Direction =
Locate the string "verified" in the records below. Copy every line where it occurs.

Material supplied =
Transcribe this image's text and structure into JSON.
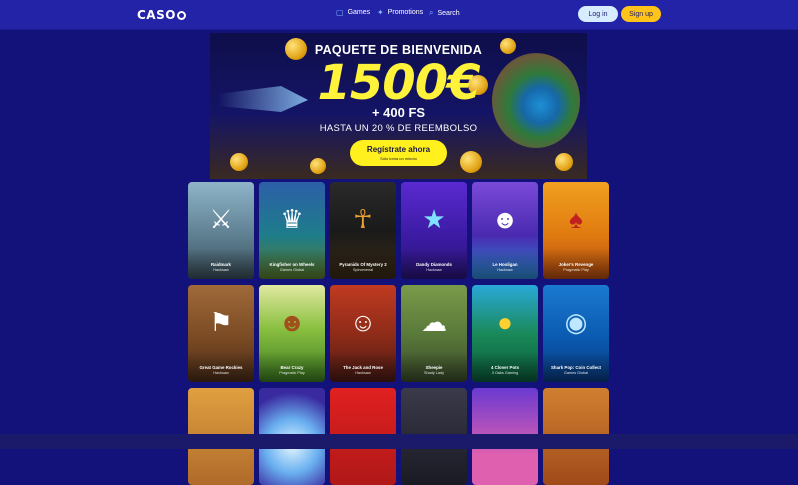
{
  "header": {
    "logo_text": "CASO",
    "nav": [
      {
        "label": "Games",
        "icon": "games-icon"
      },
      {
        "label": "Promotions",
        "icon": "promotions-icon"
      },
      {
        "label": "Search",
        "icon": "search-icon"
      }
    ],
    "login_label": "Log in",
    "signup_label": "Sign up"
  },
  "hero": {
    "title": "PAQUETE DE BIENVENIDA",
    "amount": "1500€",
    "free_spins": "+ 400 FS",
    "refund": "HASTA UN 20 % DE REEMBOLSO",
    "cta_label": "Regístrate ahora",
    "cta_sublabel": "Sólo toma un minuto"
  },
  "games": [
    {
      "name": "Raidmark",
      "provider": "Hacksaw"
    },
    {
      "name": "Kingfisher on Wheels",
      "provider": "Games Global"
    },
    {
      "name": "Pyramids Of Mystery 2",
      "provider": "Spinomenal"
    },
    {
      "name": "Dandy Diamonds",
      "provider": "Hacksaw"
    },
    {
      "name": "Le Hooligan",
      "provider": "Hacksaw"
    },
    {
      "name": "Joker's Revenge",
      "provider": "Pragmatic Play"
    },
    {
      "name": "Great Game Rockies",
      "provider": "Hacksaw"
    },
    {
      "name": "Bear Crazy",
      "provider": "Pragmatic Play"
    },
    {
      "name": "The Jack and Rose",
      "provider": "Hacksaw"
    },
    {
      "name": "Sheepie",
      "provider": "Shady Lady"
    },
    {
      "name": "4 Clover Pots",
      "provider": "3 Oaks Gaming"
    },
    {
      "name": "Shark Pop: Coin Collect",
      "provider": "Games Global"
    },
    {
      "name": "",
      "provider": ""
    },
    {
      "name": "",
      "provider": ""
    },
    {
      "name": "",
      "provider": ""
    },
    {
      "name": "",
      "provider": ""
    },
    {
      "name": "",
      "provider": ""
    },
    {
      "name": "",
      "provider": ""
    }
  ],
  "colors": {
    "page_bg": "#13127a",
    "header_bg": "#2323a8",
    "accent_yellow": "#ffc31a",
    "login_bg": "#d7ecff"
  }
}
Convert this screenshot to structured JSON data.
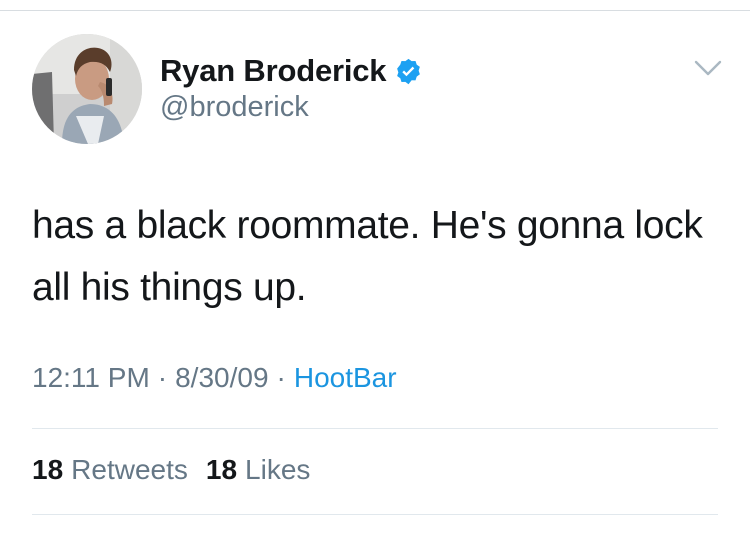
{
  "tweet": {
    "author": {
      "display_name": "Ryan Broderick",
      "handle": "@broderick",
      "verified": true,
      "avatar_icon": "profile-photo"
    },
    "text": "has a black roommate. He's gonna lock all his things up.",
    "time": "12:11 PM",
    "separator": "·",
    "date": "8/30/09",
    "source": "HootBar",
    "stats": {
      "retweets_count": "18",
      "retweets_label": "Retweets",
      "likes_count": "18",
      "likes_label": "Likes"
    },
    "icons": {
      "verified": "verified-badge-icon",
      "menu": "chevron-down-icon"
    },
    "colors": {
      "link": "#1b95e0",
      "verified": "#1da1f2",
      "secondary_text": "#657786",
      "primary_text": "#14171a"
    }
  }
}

==

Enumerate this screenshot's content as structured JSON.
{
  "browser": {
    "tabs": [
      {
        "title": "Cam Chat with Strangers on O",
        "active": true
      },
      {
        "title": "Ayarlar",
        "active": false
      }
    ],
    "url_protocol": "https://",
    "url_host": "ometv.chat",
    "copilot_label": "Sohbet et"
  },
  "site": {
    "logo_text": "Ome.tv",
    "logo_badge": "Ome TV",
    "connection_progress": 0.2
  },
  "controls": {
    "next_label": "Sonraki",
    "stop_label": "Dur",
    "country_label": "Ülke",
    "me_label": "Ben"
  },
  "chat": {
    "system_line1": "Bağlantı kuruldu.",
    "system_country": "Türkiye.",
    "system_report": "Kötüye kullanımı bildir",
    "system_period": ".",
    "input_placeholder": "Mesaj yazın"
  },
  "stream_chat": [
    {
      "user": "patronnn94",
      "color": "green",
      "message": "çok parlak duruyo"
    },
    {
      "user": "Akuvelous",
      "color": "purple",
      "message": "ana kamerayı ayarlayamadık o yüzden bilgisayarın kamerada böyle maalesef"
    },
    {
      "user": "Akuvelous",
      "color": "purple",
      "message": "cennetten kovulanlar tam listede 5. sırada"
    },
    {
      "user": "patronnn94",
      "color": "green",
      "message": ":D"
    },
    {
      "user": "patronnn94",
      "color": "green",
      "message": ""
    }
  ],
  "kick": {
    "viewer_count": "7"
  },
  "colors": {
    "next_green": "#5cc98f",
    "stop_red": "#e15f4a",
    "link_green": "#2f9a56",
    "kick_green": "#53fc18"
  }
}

Answer for this exercise =
      "verified": true,
      "verified": "verified-badge-icon",
      "verified": "#1da1f2",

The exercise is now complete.